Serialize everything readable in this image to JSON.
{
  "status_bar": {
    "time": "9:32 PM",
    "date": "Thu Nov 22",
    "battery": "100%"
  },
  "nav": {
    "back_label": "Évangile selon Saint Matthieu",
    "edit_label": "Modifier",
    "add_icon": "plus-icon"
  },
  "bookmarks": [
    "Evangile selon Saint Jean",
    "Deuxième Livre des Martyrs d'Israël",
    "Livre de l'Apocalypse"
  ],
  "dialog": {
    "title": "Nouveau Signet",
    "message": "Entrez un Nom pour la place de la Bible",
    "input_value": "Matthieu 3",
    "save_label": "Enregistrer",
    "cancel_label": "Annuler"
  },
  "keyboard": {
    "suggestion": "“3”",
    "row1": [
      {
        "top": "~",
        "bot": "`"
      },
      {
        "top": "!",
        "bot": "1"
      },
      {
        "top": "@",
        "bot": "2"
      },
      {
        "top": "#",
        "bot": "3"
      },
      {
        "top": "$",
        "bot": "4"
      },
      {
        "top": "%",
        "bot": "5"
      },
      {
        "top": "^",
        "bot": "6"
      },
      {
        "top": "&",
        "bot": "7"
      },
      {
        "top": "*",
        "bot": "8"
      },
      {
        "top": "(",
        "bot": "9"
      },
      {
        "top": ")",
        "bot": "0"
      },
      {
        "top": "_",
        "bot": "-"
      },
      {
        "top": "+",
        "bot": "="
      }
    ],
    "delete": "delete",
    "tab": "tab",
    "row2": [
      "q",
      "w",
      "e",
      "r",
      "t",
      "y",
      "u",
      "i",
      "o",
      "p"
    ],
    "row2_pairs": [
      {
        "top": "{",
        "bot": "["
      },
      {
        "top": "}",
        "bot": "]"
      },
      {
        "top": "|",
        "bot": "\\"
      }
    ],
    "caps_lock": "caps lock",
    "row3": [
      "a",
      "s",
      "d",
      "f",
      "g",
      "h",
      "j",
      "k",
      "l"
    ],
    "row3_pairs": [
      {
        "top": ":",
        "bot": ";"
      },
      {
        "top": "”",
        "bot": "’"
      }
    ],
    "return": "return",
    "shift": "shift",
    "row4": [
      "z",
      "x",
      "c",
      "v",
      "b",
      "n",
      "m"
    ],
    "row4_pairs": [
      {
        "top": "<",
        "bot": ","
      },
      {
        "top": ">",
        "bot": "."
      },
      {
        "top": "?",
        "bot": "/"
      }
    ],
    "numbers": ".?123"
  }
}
--
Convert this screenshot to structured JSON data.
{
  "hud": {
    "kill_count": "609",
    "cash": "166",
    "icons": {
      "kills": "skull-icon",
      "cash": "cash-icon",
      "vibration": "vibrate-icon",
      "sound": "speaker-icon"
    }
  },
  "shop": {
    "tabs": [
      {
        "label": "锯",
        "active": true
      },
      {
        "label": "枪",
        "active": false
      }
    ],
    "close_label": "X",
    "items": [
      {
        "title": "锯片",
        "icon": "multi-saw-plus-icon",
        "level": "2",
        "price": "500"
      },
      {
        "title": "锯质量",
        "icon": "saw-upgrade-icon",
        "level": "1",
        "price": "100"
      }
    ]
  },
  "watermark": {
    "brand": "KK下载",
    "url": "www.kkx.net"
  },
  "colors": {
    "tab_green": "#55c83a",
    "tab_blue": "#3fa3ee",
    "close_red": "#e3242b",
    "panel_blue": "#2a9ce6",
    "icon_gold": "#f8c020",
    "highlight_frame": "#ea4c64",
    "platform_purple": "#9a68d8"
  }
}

_WHAT THE TASK ASKS_
Tell how many lines of the data above hold the string "title". Give only the number.

_COMPLETE OUTPUT_
3